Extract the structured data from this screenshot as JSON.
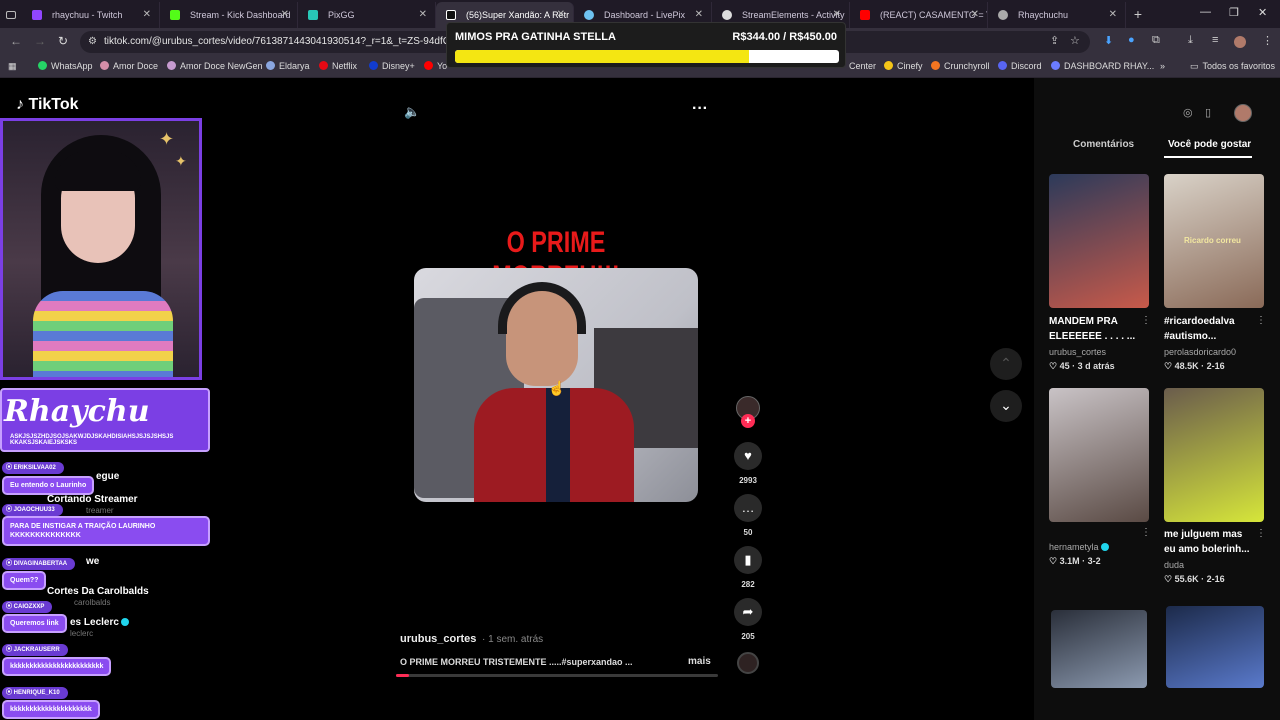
{
  "browser": {
    "tabs": [
      {
        "label": "rhaychuu - Twitch",
        "color": "#9146ff"
      },
      {
        "label": "Stream - Kick Dashboard",
        "color": "#53fc18"
      },
      {
        "label": "PixGG",
        "color": "#28c7b7"
      },
      {
        "label": "(56)Super Xandão: A Retr",
        "color": "#111111",
        "active": true
      },
      {
        "label": "Dashboard - LivePix",
        "color": "#6ec2f0"
      },
      {
        "label": "StreamElements - Activity",
        "color": "#dddddd"
      },
      {
        "label": "(REACT) CASAMENTO = T",
        "color": "#ff0000"
      },
      {
        "label": "Rhaychuchu",
        "color": "#aaaaaa"
      }
    ],
    "new_tab": "+",
    "url": "tiktok.com/@urubus_cortes/video/7613871443041930514?_r=1&_t=ZS-94dfGWW",
    "bookmarks": [
      {
        "label": "WhatsApp",
        "color": "#25d366"
      },
      {
        "label": "Amor Doce",
        "color": "#d48ea8"
      },
      {
        "label": "Amor Doce NewGen",
        "color": "#c79bd0"
      },
      {
        "label": "Eldarya",
        "color": "#8aa6e0"
      },
      {
        "label": "Netflix",
        "color": "#e50914"
      },
      {
        "label": "Disney+",
        "color": "#113ccf"
      },
      {
        "label": "Yo",
        "color": "#ff0000"
      }
    ],
    "bookmarks_right": [
      {
        "label": "Center",
        "color": ""
      },
      {
        "label": "Cinefy",
        "color": "#f5c518"
      },
      {
        "label": "Crunchyroll",
        "color": "#f47521"
      },
      {
        "label": "Discord",
        "color": "#5865f2"
      },
      {
        "label": "DASHBOARD RHAY...",
        "color": "#6b7cff"
      }
    ],
    "all_favorites": "Todos os favoritos",
    "overflow": "»"
  },
  "donation_goal": {
    "title": "MIMOS PRA GATINHA STELLA",
    "amount": "R$344.00 / R$450.00",
    "current": 344,
    "target": 450
  },
  "tiktok": {
    "logo": "TikTok"
  },
  "stream_overlay": {
    "banner_name": "Rhaychu",
    "banner_message": "ASKJSJSZHDJSOJSAKWJDJSKAHDISIAHSJSJSJSHSJS KKAKSJSKAIEJSKSKS",
    "under_items": [
      {
        "name": "Cortando Streamer",
        "sub": "treamer"
      },
      {
        "name": "Cortes Da Carolbalds",
        "sub": "carolbalds"
      },
      {
        "name": "es Leclerc",
        "sub": "leclerc"
      }
    ],
    "under_legue": "egue",
    "under_we": "we",
    "chat": [
      {
        "user": "ERIKSILVAA02",
        "message": "Eu entendo o Laurinho"
      },
      {
        "user": "JOAOCHUU33",
        "message": "PARA DE INSTIGAR A TRAIÇÃO LAURINHO KKKKKKKKKKKKKK"
      },
      {
        "user": "DIVAGINABERTAA",
        "message": "Quem??"
      },
      {
        "user": "CAIOZXXP",
        "message": "Queremos link"
      },
      {
        "user": "JACKRAUSERR",
        "message": "kkkkkkkkkkkkkkkkkkkkkkkk"
      },
      {
        "user": "HENRIQUE_K10",
        "message": "kkkkkkkkkkkkkkkkkkkkk"
      }
    ]
  },
  "video": {
    "title": "O PRIME MORREU!!!",
    "author": "urubus_cortes",
    "time": "· 1 sem. atrás",
    "caption": "O PRIME MORREU TRISTEMENTE .....#superxandao ...",
    "more": "mais",
    "progress": 0.04,
    "likes": "2993",
    "comments": "50",
    "saves": "282",
    "shares": "205",
    "follow": "+"
  },
  "right_panel": {
    "tab_comments": "Comentários",
    "tab_suggestions": "Você pode gostar",
    "items": [
      {
        "caption1": "MANDEM PRA",
        "caption2": "ELEEEEEE . . . . ...",
        "author": "urubus_cortes",
        "stats": "♡ 45 · 3 d atrás",
        "colors": [
          "#2c3a5a",
          "#c85a4a"
        ]
      },
      {
        "caption1": "#ricardoedalva",
        "caption2": "#autismo...",
        "author": "perolasdoricardo0",
        "stats": "♡ 48.5K · 2-16",
        "colors": [
          "#d9d2c8",
          "#8a6a58"
        ],
        "overlay": "Ricardo correu"
      },
      {
        "caption1": "",
        "caption2": "",
        "author": "hernametyla",
        "stats": "♡ 3.1M · 3-2",
        "colors": [
          "#c9c3c6",
          "#5a4a44"
        ],
        "verified": true
      },
      {
        "caption1": "me julguem mas",
        "caption2": "eu amo bolerinh...",
        "author": "duda",
        "stats": "♡ 55.6K · 2-16",
        "colors": [
          "#6a5c4c",
          "#d6e63a"
        ]
      },
      {
        "caption1": "",
        "caption2": "",
        "author": "",
        "stats": "",
        "colors": [
          "#2a2f3a",
          "#8c9ab0"
        ]
      },
      {
        "caption1": "",
        "caption2": "",
        "author": "",
        "stats": "",
        "colors": [
          "#1c2a4a",
          "#5a7acc"
        ]
      }
    ]
  }
}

++++++++++

Print every entry exactly as written, without the pictures.

Extract the structured data from this screenshot as JSON.
{
  "browser": {
    "tabs": [
      {
        "label": "rhaychuu - Twitch",
        "color": "#9146ff"
      },
      {
        "label": "Stream - Kick Dashboard",
        "color": "#53fc18"
      },
      {
        "label": "PixGG",
        "color": "#28c7b7"
      },
      {
        "label": "(56)Super Xandão: A Retr",
        "color": "#111111",
        "active": true
      },
      {
        "label": "Dashboard - LivePix",
        "color": "#6ec2f0"
      },
      {
        "label": "StreamElements - Activity",
        "color": "#dddddd"
      },
      {
        "label": "(REACT) CASAMENTO = T",
        "color": "#ff0000"
      },
      {
        "label": "Rhaychuchu",
        "color": "#aaaaaa"
      }
    ],
    "new_tab": "+",
    "url": "tiktok.com/@urubus_cortes/video/7613871443041930514?_r=1&_t=ZS-94dfGWW",
    "bookmarks": [
      {
        "label": "WhatsApp",
        "color": "#25d366"
      },
      {
        "label": "Amor Doce",
        "color": "#d48ea8"
      },
      {
        "label": "Amor Doce NewGen",
        "color": "#c79bd0"
      },
      {
        "label": "Eldarya",
        "color": "#8aa6e0"
      },
      {
        "label": "Netflix",
        "color": "#e50914"
      },
      {
        "label": "Disney+",
        "color": "#113ccf"
      },
      {
        "label": "Yo",
        "color": "#ff0000"
      }
    ],
    "bookmarks_right": [
      {
        "label": "Center",
        "color": ""
      },
      {
        "label": "Cinefy",
        "color": "#f5c518"
      },
      {
        "label": "Crunchyroll",
        "color": "#f47521"
      },
      {
        "label": "Discord",
        "color": "#5865f2"
      },
      {
        "label": "DASHBOARD RHAY...",
        "color": "#6b7cff"
      }
    ],
    "all_favorites": "Todos os favoritos",
    "overflow": "»"
  },
  "donation_goal": {
    "title": "MIMOS PRA GATINHA STELLA",
    "amount": "R$344.00 / R$450.00",
    "current": 344,
    "target": 450
  },
  "tiktok": {
    "logo": "TikTok"
  },
  "stream_overlay": {
    "banner_name": "Rhaychu",
    "banner_message": "ASKJSJSZHDJSOJSAKWJDJSKAHDISIAHSJSJSJSHSJS KKAKSJSKAIEJSKSKS",
    "under_items": [
      {
        "name": "Cortando Streamer",
        "sub": "treamer"
      },
      {
        "name": "Cortes Da Carolbalds",
        "sub": "carolbalds"
      },
      {
        "name": "es Leclerc",
        "sub": "leclerc"
      }
    ],
    "under_legue": "egue",
    "under_we": "we",
    "chat": [
      {
        "user": "ERIKSILVAA02",
        "message": "Eu entendo o Laurinho"
      },
      {
        "user": "JOAOCHUU33",
        "message": "PARA DE INSTIGAR A TRAIÇÃO LAURINHO KKKKKKKKKKKKKK"
      },
      {
        "user": "DIVAGINABERTAA",
        "message": "Quem??"
      },
      {
        "user": "CAIOZXXP",
        "message": "Queremos link"
      },
      {
        "user": "JACKRAUSERR",
        "message": "kkkkkkkkkkkkkkkkkkkkkkkk"
      },
      {
        "user": "HENRIQUE_K10",
        "message": "kkkkkkkkkkkkkkkkkkkkk"
      }
    ]
  },
  "video": {
    "title": "O PRIME MORREU!!!",
    "author": "urubus_cortes",
    "time": "· 1 sem. atrás",
    "caption": "O PRIME MORREU TRISTEMENTE .....#superxandao ...",
    "more": "mais",
    "progress": 0.04,
    "likes": "2993",
    "comments": "50",
    "saves": "282",
    "shares": "205",
    "follow": "+"
  },
  "right_panel": {
    "tab_comments": "Comentários",
    "tab_suggestions": "Você pode gostar",
    "items": [
      {
        "caption1": "MANDEM PRA",
        "caption2": "ELEEEEEE . . . . ...",
        "author": "urubus_cortes",
        "stats": "♡ 45 · 3 d atrás",
        "colors": [
          "#2c3a5a",
          "#c85a4a"
        ]
      },
      {
        "caption1": "#ricardoedalva",
        "caption2": "#autismo...",
        "author": "perolasdoricardo0",
        "stats": "♡ 48.5K · 2-16",
        "colors": [
          "#d9d2c8",
          "#8a6a58"
        ],
        "overlay": "Ricardo correu"
      },
      {
        "caption1": "",
        "caption2": "",
        "author": "hernametyla",
        "stats": "♡ 3.1M · 3-2",
        "colors": [
          "#c9c3c6",
          "#5a4a44"
        ],
        "verified": true
      },
      {
        "caption1": "me julguem mas",
        "caption2": "eu amo bolerinh...",
        "author": "duda",
        "stats": "♡ 55.6K · 2-16",
        "colors": [
          "#6a5c4c",
          "#d6e63a"
        ]
      },
      {
        "caption1": "",
        "caption2": "",
        "author": "",
        "stats": "",
        "colors": [
          "#2a2f3a",
          "#8c9ab0"
        ]
      },
      {
        "caption1": "",
        "caption2": "",
        "author": "",
        "stats": "",
        "colors": [
          "#1c2a4a",
          "#5a7acc"
        ]
      }
    ]
  }
}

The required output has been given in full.